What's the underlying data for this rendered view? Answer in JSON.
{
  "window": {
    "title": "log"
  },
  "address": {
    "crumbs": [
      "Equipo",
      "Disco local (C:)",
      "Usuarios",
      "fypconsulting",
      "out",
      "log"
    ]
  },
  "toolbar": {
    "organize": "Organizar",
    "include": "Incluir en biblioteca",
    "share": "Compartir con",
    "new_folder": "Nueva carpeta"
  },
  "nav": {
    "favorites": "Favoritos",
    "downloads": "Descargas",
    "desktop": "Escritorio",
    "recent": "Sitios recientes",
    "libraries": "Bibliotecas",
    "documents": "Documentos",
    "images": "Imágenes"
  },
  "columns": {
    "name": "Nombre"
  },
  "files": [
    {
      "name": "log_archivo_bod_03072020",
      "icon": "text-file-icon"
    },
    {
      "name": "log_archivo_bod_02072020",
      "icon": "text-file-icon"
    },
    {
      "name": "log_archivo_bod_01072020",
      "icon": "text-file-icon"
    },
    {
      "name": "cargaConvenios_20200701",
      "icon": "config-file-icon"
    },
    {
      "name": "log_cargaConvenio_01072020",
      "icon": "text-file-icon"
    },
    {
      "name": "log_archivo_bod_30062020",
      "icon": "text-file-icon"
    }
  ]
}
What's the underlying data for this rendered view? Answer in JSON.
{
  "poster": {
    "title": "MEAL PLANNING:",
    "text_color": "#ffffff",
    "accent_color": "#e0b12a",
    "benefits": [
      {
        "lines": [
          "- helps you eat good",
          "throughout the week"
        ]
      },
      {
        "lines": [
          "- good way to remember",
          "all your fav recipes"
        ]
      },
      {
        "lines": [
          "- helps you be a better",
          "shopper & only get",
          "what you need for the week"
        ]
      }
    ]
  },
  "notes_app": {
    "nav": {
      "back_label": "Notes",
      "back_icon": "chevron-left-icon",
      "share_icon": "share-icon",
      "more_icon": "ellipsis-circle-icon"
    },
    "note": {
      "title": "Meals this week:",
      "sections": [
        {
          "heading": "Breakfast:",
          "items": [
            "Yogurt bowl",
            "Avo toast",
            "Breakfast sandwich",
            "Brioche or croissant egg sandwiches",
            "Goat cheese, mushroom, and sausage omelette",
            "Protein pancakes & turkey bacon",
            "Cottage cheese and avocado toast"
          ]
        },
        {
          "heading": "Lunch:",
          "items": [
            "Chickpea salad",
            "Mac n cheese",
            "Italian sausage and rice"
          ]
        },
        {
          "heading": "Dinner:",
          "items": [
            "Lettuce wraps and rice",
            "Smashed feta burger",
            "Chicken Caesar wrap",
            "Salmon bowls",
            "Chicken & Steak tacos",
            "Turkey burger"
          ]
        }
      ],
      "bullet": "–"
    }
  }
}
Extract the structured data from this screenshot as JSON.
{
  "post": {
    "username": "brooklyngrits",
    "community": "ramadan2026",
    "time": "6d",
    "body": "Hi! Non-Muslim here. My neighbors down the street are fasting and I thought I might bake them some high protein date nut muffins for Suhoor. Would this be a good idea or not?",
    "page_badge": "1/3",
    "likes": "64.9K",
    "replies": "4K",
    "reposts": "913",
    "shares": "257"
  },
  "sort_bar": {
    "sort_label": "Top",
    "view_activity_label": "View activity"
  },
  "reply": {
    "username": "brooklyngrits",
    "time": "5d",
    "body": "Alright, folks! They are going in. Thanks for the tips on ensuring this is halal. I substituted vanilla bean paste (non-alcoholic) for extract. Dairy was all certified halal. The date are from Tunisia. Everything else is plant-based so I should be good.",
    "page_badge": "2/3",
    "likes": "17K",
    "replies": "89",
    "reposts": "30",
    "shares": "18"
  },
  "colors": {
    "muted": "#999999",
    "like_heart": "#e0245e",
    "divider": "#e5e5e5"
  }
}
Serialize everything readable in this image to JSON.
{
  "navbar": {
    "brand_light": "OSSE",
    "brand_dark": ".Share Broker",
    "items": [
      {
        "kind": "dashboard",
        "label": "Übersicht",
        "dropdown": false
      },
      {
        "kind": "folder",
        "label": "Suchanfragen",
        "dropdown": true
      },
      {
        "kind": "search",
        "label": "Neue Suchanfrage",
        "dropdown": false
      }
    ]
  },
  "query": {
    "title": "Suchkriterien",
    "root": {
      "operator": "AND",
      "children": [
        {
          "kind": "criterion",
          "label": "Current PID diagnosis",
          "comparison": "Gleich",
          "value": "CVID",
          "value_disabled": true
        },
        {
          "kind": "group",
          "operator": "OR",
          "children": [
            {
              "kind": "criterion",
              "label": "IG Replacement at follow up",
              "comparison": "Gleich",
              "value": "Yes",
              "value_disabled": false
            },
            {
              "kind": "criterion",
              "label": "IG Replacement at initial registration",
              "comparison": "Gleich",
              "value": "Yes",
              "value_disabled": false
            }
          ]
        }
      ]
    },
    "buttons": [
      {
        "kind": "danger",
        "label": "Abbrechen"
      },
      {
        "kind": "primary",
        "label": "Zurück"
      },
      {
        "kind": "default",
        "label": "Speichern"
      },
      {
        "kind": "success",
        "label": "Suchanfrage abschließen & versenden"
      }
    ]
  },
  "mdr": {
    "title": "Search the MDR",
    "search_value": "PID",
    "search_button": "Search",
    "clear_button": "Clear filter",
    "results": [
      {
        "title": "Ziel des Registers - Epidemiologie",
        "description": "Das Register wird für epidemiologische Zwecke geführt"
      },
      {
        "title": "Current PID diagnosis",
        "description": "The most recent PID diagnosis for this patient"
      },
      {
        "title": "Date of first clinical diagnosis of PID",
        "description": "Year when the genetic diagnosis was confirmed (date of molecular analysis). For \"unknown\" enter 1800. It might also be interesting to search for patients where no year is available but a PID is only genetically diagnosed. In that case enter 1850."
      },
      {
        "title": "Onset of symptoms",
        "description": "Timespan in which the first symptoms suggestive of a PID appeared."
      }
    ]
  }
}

● ● ● ●

Problem
What is needed is an exact repetition of all the entries above.

Answer to this problem
What's the underlying data for this rendered view? Answer in JSON.
{
  "window": {
    "title": "log"
  },
  "address": {
    "crumbs": [
      "Equipo",
      "Disco local (C:)",
      "Usuarios",
      "fypconsulting",
      "out",
      "log"
    ]
  },
  "toolbar": {
    "organize": "Organizar",
    "include": "Incluir en biblioteca",
    "share": "Compartir con",
    "new_folder": "Nueva carpeta"
  },
  "nav": {
    "favorites": "Favoritos",
    "downloads": "Descargas",
    "desktop": "Escritorio",
    "recent": "Sitios recientes",
    "libraries": "Bibliotecas",
    "documents": "Documentos",
    "images": "Imágenes"
  },
  "columns": {
    "name": "Nombre"
  },
  "files": [
    {
      "name": "log_archivo_bod_03072020",
      "icon": "text-file-icon"
    },
    {
      "name": "log_archivo_bod_02072020",
      "icon": "text-file-icon"
    },
    {
      "name": "log_archivo_bod_01072020",
      "icon": "text-file-icon"
    },
    {
      "name": "cargaConvenios_20200701",
      "icon": "config-file-icon"
    },
    {
      "name": "log_cargaConvenio_01072020",
      "icon": "text-file-icon"
    },
    {
      "name": "log_archivo_bod_30062020",
      "icon": "text-file-icon"
    }
  ]
}
What's the underlying data for this rendered view? Answer in JSON.
{
  "poster": {
    "title": "MEAL PLANNING:",
    "text_color": "#ffffff",
    "accent_color": "#e0b12a",
    "benefits": [
      {
        "lines": [
          "- helps you eat good",
          "throughout the week"
        ]
      },
      {
        "lines": [
          "- good way to remember",
          "all your fav recipes"
        ]
      },
      {
        "lines": [
          "- helps you be a better",
          "shopper & only get",
          "what you need for the week"
        ]
      }
    ]
  },
  "notes_app": {
    "nav": {
      "back_label": "Notes",
      "back_icon": "chevron-left-icon",
      "share_icon": "share-icon",
      "more_icon": "ellipsis-circle-icon"
    },
    "note": {
      "title": "Meals this week:",
      "sections": [
        {
          "heading": "Breakfast:",
          "items": [
            "Yogurt bowl",
            "Avo toast",
            "Breakfast sandwich",
            "Brioche or croissant egg sandwiches",
            "Goat cheese, mushroom, and sausage omelette",
            "Protein pancakes & turkey bacon",
            "Cottage cheese and avocado toast"
          ]
        },
        {
          "heading": "Lunch:",
          "items": [
            "Chickpea salad",
            "Mac n cheese",
            "Italian sausage and rice"
          ]
        },
        {
          "heading": "Dinner:",
          "items": [
            "Lettuce wraps and rice",
            "Smashed feta burger",
            "Chicken Caesar wrap",
            "Salmon bowls",
            "Chicken & Steak tacos",
            "Turkey burger"
          ]
        }
      ],
      "bullet": "–"
    }
  }
}
Extract the structured data from this screenshot as JSON.
{
  "post": {
    "username": "brooklyngrits",
    "community": "ramadan2026",
    "time": "6d",
    "body": "Hi! Non-Muslim here. My neighbors down the street are fasting and I thought I might bake them some high protein date nut muffins for Suhoor. Would this be a good idea or not?",
    "page_badge": "1/3",
    "likes": "64.9K",
    "replies": "4K",
    "reposts": "913",
    "shares": "257"
  },
  "sort_bar": {
    "sort_label": "Top",
    "view_activity_label": "View activity"
  },
  "reply": {
    "username": "brooklyngrits",
    "time": "5d",
    "body": "Alright, folks! They are going in. Thanks for the tips on ensuring this is halal. I substituted vanilla bean paste (non-alcoholic) for extract. Dairy was all certified halal. The date are from Tunisia. Everything else is plant-based so I should be good.",
    "page_badge": "2/3",
    "likes": "17K",
    "replies": "89",
    "reposts": "30",
    "shares": "18"
  },
  "colors": {
    "muted": "#999999",
    "like_heart": "#e0245e",
    "divider": "#e5e5e5"
  }
}
Serialize everything readable in this image to JSON.
{
  "navbar": {
    "brand_light": "OSSE",
    "brand_dark": ".Share Broker",
    "items": [
      {
        "kind": "dashboard",
        "label": "Übersicht",
        "dropdown": false
      },
      {
        "kind": "folder",
        "label": "Suchanfragen",
        "dropdown": true
      },
      {
        "kind": "search",
        "label": "Neue Suchanfrage",
        "dropdown": false
      }
    ]
  },
  "query": {
    "title": "Suchkriterien",
    "root": {
      "operator": "AND",
      "children": [
        {
          "kind": "criterion",
          "label": "Current PID diagnosis",
          "comparison": "Gleich",
          "value": "CVID",
          "value_disabled": true
        },
        {
          "kind": "group",
          "operator": "OR",
          "children": [
            {
              "kind": "criterion",
              "label": "IG Replacement at follow up",
              "comparison": "Gleich",
              "value": "Yes",
              "value_disabled": false
            },
            {
              "kind": "criterion",
              "label": "IG Replacement at initial registration",
              "comparison": "Gleich",
              "value": "Yes",
              "value_disabled": false
            }
          ]
        }
      ]
    },
    "buttons": [
      {
        "kind": "danger",
        "label": "Abbrechen"
      },
      {
        "kind": "primary",
        "label": "Zurück"
      },
      {
        "kind": "default",
        "label": "Speichern"
      },
      {
        "kind": "success",
        "label": "Suchanfrage abschließen & versenden"
      }
    ]
  },
  "mdr": {
    "title": "Search the MDR",
    "search_value": "PID",
    "search_button": "Search",
    "clear_button": "Clear filter",
    "results": [
      {
        "title": "Ziel des Registers - Epidemiologie",
        "description": "Das Register wird für epidemiologische Zwecke geführt"
      },
      {
        "title": "Current PID diagnosis",
        "description": "The most recent PID diagnosis for this patient"
      },
      {
        "title": "Date of first clinical diagnosis of PID",
        "description": "Year when the genetic diagnosis was confirmed (date of molecular analysis). For \"unknown\" enter 1800. It might also be interesting to search for patients where no year is available but a PID is only genetically diagnosed. In that case enter 1850."
      },
      {
        "title": "Onset of symptoms",
        "description": "Timespan in which the first symptoms suggestive of a PID appeared."
      }
    ]
  }
}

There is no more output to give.